[What needs to be done]
Transcribe the records that follow exactly. Skip the pictures.

Data records
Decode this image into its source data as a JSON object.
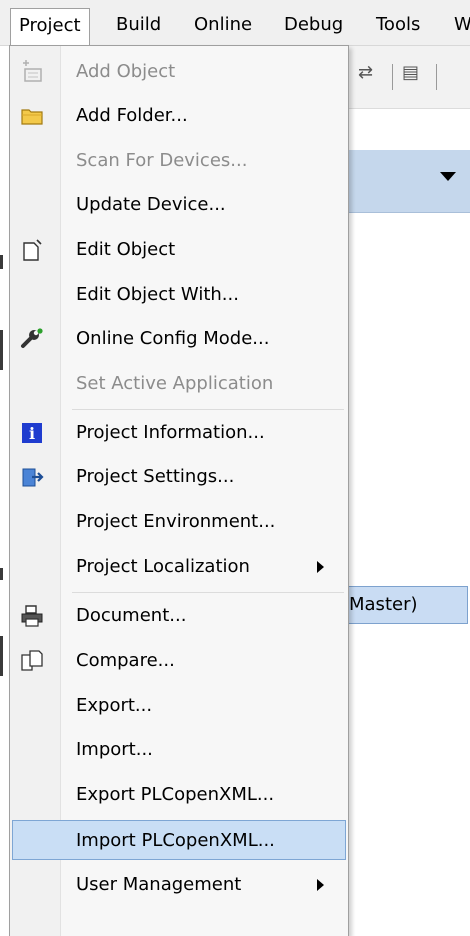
{
  "menubar": {
    "items": [
      {
        "label": "Project",
        "active": true
      },
      {
        "label": "Build"
      },
      {
        "label": "Online"
      },
      {
        "label": "Debug"
      },
      {
        "label": "Tools"
      },
      {
        "label": "W"
      }
    ]
  },
  "background": {
    "selected_tree_item": "Master)"
  },
  "menu": {
    "items": [
      {
        "label": "Add Object",
        "disabled": true,
        "icon": "add-object-icon"
      },
      {
        "label": "Add Folder...",
        "icon": "folder-icon"
      },
      {
        "label": "Scan For Devices...",
        "disabled": true
      },
      {
        "label": "Update Device..."
      },
      {
        "label": "Edit Object",
        "icon": "edit-object-icon"
      },
      {
        "label": "Edit Object With..."
      },
      {
        "label": "Online Config Mode...",
        "icon": "wrench-icon"
      },
      {
        "label": "Set Active Application",
        "disabled": true
      },
      {
        "label": "Project Information...",
        "icon": "info-icon"
      },
      {
        "label": "Project Settings...",
        "icon": "settings-icon"
      },
      {
        "label": "Project Environment..."
      },
      {
        "label": "Project Localization",
        "submenu": true
      },
      {
        "label": "Document...",
        "icon": "printer-icon"
      },
      {
        "label": "Compare...",
        "icon": "compare-icon"
      },
      {
        "label": "Export..."
      },
      {
        "label": "Import..."
      },
      {
        "label": "Export PLCopenXML..."
      },
      {
        "label": "Import PLCopenXML...",
        "highlighted": true
      },
      {
        "label": "User Management",
        "submenu": true
      }
    ]
  },
  "colors": {
    "highlight": "#c9def5",
    "highlight_border": "#7ea6d4",
    "disabled_text": "#8c8c8c",
    "info_blue": "#1f3ccf"
  }
}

[Finished task]
Decode this image into its source data as a JSON object.
{
  "menubar": {
    "items": [
      {
        "label": "Project",
        "active": true
      },
      {
        "label": "Build"
      },
      {
        "label": "Online"
      },
      {
        "label": "Debug"
      },
      {
        "label": "Tools"
      },
      {
        "label": "W"
      }
    ]
  },
  "background": {
    "selected_tree_item": "Master)"
  },
  "menu": {
    "items": [
      {
        "label": "Add Object",
        "disabled": true,
        "icon": "add-object-icon"
      },
      {
        "label": "Add Folder...",
        "icon": "folder-icon"
      },
      {
        "label": "Scan For Devices...",
        "disabled": true
      },
      {
        "label": "Update Device..."
      },
      {
        "label": "Edit Object",
        "icon": "edit-object-icon"
      },
      {
        "label": "Edit Object With..."
      },
      {
        "label": "Online Config Mode...",
        "icon": "wrench-icon"
      },
      {
        "label": "Set Active Application",
        "disabled": true
      },
      {
        "label": "Project Information...",
        "icon": "info-icon"
      },
      {
        "label": "Project Settings...",
        "icon": "settings-icon"
      },
      {
        "label": "Project Environment..."
      },
      {
        "label": "Project Localization",
        "submenu": true
      },
      {
        "label": "Document...",
        "icon": "printer-icon"
      },
      {
        "label": "Compare...",
        "icon": "compare-icon"
      },
      {
        "label": "Export..."
      },
      {
        "label": "Import..."
      },
      {
        "label": "Export PLCopenXML..."
      },
      {
        "label": "Import PLCopenXML...",
        "highlighted": true
      },
      {
        "label": "User Management",
        "submenu": true
      }
    ]
  },
  "colors": {
    "highlight": "#c9def5",
    "highlight_border": "#7ea6d4",
    "disabled_text": "#8c8c8c",
    "info_blue": "#1f3ccf"
  }
}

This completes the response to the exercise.